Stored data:
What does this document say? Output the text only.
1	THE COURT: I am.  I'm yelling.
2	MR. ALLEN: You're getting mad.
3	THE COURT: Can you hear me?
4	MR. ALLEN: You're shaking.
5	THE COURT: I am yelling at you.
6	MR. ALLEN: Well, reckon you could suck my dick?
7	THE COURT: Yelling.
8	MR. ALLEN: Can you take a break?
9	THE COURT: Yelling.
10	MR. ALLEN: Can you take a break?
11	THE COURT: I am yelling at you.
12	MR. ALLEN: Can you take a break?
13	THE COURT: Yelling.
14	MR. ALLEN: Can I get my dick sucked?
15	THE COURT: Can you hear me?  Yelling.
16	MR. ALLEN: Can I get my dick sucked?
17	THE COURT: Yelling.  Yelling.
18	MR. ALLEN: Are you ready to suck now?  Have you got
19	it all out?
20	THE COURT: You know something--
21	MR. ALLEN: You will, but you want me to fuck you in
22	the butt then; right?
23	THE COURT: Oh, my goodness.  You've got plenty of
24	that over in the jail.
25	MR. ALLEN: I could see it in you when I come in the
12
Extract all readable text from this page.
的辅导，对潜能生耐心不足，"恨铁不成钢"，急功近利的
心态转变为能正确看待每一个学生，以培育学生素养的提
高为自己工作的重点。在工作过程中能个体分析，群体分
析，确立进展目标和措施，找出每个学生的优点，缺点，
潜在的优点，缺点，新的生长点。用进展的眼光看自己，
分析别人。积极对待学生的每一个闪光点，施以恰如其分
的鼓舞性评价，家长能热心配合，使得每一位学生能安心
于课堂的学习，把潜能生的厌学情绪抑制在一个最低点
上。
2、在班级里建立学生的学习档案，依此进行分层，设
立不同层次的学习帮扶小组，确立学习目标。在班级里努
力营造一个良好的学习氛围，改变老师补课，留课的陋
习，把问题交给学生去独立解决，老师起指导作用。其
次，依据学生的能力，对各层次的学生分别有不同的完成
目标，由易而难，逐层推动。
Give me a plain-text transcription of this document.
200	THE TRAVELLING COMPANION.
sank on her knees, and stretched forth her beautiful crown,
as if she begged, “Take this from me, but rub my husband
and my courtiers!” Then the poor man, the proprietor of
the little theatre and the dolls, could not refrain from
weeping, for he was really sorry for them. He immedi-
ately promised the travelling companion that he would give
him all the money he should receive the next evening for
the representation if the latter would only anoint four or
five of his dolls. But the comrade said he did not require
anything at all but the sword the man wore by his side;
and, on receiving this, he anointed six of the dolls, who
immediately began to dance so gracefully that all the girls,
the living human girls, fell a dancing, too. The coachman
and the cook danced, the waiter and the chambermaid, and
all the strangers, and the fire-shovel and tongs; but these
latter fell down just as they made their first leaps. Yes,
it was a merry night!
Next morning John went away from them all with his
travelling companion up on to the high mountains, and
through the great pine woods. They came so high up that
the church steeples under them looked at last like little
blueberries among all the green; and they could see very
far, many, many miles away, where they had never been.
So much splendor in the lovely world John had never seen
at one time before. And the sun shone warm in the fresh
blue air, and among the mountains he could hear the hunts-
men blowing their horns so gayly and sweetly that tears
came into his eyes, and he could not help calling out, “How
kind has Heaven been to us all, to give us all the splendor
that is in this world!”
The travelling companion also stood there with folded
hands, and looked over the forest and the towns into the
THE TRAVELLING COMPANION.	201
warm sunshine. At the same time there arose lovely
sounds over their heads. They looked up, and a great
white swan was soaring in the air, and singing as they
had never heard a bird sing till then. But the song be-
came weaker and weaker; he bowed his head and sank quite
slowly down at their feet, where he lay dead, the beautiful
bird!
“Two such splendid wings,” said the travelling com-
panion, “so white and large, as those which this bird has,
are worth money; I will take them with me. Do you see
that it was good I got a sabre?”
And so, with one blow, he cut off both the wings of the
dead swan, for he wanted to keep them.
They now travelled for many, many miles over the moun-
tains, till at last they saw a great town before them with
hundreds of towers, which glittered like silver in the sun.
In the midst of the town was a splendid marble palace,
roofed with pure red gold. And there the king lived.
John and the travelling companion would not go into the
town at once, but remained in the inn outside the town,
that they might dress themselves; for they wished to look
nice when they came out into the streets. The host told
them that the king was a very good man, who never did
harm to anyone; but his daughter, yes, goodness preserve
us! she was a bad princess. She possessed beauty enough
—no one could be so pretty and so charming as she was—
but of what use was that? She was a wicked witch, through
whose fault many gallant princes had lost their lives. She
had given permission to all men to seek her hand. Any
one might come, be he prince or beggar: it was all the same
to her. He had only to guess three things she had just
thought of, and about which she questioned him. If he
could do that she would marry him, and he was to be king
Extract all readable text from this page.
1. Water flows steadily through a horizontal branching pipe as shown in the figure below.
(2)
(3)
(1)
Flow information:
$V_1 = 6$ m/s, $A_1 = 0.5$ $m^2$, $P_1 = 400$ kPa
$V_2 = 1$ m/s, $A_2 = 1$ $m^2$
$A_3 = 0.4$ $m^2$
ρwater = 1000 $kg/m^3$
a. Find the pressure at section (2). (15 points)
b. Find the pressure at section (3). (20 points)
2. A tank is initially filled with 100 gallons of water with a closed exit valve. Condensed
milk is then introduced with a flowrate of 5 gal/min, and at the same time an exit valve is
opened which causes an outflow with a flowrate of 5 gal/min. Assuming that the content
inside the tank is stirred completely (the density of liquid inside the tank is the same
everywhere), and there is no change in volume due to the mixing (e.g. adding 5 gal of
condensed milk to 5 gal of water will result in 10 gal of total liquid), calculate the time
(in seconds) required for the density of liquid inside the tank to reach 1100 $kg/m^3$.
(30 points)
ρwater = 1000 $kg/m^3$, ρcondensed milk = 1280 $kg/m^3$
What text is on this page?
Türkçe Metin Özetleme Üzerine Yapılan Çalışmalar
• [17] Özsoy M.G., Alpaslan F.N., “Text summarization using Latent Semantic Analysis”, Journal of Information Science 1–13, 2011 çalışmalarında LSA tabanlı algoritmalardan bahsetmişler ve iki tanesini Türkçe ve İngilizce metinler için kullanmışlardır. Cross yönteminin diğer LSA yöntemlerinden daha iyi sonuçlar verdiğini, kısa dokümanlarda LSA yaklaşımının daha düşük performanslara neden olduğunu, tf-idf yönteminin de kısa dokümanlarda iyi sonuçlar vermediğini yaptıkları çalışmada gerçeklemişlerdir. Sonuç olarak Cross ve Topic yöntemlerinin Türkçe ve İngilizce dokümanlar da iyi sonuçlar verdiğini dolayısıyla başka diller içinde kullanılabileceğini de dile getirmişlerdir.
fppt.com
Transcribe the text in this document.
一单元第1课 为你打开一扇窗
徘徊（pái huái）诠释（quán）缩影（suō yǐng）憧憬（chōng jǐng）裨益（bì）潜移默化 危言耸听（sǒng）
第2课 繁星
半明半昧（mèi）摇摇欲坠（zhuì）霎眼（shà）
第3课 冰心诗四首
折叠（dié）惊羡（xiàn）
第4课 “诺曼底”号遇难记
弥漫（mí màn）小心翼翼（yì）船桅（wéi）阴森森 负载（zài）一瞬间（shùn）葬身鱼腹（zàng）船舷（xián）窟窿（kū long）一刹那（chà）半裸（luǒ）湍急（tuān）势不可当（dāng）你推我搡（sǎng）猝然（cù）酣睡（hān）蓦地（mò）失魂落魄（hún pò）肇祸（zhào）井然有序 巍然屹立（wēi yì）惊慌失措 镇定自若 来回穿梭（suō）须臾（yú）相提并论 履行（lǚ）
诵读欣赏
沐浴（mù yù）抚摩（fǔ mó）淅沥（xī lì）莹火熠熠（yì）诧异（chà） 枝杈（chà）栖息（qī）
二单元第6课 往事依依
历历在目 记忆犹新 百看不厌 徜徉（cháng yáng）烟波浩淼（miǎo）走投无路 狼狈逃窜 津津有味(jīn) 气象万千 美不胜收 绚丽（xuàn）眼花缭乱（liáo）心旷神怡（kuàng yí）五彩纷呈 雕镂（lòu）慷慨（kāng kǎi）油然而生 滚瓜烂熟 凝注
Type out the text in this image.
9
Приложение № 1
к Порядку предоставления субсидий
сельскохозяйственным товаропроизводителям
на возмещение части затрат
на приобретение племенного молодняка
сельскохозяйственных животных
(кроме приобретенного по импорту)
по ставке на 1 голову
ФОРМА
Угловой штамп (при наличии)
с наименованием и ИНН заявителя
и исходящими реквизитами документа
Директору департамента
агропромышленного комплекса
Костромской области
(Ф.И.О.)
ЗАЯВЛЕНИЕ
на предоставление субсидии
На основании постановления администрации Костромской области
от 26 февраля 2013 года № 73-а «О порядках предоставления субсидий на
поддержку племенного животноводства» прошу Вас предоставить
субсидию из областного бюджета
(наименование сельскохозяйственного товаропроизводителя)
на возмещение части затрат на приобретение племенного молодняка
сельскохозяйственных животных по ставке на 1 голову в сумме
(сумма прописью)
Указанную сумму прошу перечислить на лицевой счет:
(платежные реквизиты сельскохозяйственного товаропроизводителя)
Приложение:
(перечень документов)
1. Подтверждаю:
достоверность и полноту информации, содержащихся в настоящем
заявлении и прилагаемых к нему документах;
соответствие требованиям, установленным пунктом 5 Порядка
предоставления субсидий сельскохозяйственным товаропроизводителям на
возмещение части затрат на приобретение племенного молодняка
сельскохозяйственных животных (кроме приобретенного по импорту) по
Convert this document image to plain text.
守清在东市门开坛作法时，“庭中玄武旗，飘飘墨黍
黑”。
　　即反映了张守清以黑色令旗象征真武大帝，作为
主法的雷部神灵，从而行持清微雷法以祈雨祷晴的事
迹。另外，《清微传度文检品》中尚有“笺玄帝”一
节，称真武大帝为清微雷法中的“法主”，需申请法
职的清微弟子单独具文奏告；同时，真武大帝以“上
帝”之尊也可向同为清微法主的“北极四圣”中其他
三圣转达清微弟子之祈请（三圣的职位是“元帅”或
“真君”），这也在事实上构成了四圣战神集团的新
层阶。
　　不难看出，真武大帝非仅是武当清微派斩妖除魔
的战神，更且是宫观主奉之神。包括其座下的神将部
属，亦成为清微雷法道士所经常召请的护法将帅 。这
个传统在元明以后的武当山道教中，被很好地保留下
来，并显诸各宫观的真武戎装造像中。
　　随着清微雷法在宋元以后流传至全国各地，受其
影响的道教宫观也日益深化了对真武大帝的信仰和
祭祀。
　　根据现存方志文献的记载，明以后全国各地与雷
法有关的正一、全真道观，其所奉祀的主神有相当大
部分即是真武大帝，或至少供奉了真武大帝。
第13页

### Exercise goal
Find each line holding the string "субсидий" and copy it out.

### Reply
к Порядку предоставления субсидий
от 26 февраля 2013 года № 73-а «О порядках предоставления субсидий на
предоставления субсидий сельскохозяйственным товаропроизводителям на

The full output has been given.